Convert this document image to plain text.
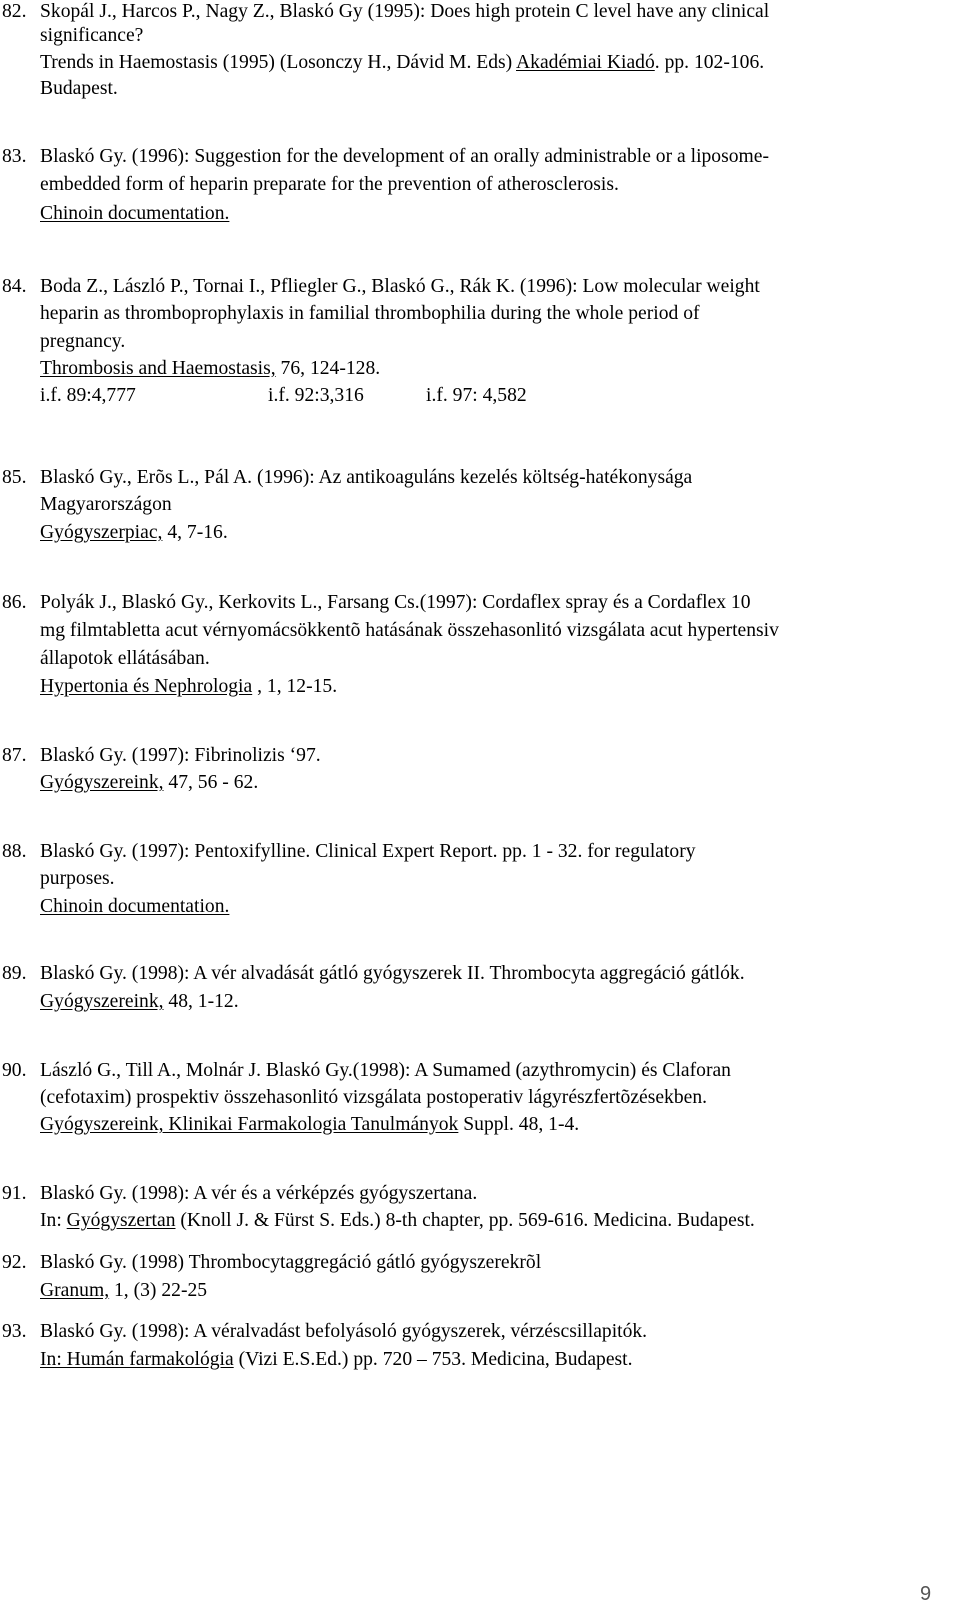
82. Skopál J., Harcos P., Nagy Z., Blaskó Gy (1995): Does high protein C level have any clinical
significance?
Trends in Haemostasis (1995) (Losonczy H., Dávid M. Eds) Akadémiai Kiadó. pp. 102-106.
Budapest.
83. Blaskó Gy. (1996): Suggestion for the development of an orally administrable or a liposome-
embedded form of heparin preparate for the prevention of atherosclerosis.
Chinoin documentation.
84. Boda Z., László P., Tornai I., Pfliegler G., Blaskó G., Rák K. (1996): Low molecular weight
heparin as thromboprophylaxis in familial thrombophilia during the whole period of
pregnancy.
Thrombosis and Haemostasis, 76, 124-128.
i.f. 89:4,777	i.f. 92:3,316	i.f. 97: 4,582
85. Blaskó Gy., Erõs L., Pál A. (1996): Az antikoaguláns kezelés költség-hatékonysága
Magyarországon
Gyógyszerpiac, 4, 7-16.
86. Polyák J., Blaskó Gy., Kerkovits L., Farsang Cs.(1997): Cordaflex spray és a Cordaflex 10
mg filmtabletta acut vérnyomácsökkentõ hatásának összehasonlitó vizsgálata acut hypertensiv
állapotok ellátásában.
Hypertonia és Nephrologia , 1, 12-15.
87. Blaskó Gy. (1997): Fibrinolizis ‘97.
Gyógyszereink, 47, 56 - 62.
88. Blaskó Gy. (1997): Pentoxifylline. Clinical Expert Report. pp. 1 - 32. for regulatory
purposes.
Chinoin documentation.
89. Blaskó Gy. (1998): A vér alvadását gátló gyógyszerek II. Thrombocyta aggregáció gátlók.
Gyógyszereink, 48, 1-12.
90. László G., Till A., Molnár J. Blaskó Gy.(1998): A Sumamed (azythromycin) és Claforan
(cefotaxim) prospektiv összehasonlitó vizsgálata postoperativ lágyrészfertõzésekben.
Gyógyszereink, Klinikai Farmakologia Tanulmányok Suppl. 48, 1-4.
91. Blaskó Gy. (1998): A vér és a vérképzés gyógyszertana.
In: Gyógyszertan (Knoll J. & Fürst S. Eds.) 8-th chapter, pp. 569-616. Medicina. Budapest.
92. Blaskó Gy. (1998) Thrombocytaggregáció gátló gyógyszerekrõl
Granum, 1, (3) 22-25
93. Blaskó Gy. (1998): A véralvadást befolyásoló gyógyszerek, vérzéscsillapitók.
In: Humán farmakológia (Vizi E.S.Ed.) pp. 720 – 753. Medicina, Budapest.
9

PROBLEM:
Filter the entries down to the lines that include the string "összehasonlitó".

ANSWER TO THIS PROBLEM:
mg filmtabletta acut vérnyomácsökkentõ hatásának összehasonlitó vizsgálata acut hypertensiv
(cefotaxim) prospektiv összehasonlitó vizsgálata postoperativ lágyrészfertõzésekben.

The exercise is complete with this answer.